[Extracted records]

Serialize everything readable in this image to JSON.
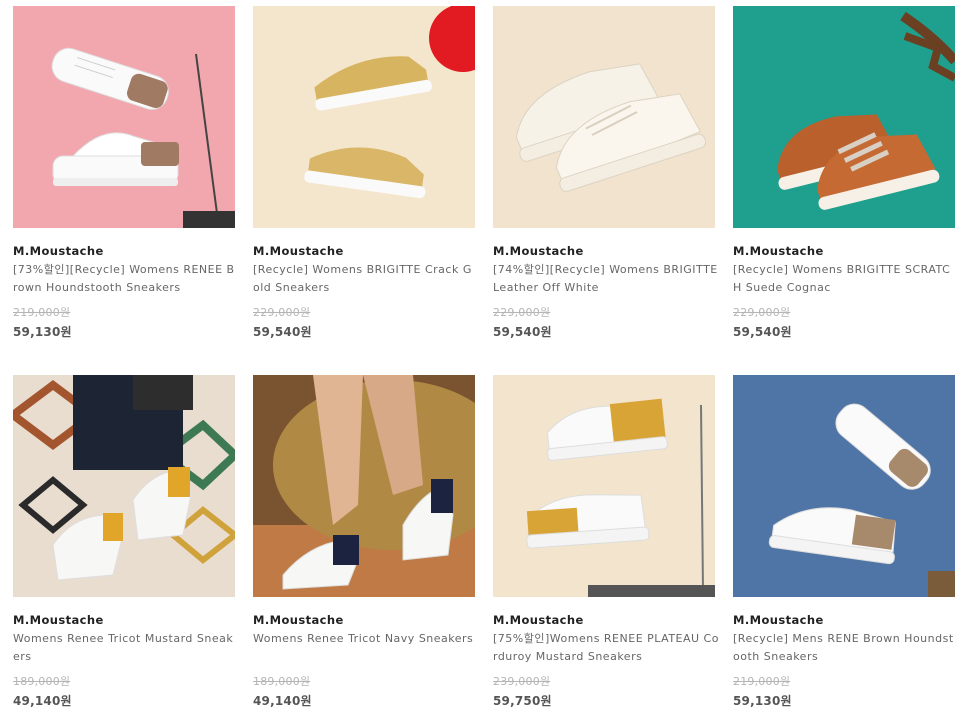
{
  "products": [
    {
      "brand": "M.Moustache",
      "name": "[73%할인][Recycle] Womens RENEE Brown Houndstooth Sneakers",
      "original_price": "219,000원",
      "price": "59,130원",
      "bg": "#f2a7ae"
    },
    {
      "brand": "M.Moustache",
      "name": "[Recycle] Womens BRIGITTE Crack Gold Sneakers",
      "original_price": "229,000원",
      "price": "59,540원",
      "bg": "#f3e6cc"
    },
    {
      "brand": "M.Moustache",
      "name": "[74%할인][Recycle] Womens BRIGITTE Leather Off White",
      "original_price": "229,000원",
      "price": "59,540원",
      "bg": "#f1e3cd"
    },
    {
      "brand": "M.Moustache",
      "name": "[Recycle] Womens BRIGITTE SCRATCH Suede Cognac",
      "original_price": "229,000원",
      "price": "59,540원",
      "bg": "#1f9f8d"
    },
    {
      "brand": "M.Moustache",
      "name": "Womens Renee Tricot Mustard Sneakers",
      "original_price": "189,000원",
      "price": "49,140원",
      "bg": "#e9ddd0"
    },
    {
      "brand": "M.Moustache",
      "name": "Womens Renee Tricot Navy Sneakers",
      "original_price": "189,000원",
      "price": "49,140원",
      "bg": "#7a5330"
    },
    {
      "brand": "M.Moustache",
      "name": "[75%할인]Womens RENEE PLATEAU Corduroy Mustard Sneakers",
      "original_price": "239,000원",
      "price": "59,750원",
      "bg": "#f2e4cd"
    },
    {
      "brand": "M.Moustache",
      "name": "[Recycle] Mens RENE Brown Houndstooth Sneakers",
      "original_price": "219,000원",
      "price": "59,130원",
      "bg": "#4f74a6"
    }
  ]
}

■ Work instructions ■
Copy out the lines in which the string "Mustard" appears.

■ Response to the task ■
      "name": "Womens Renee Tricot Mustard Sneakers",
      "name": "[75%할인]Womens RENEE PLATEAU Corduroy Mustard Sneakers",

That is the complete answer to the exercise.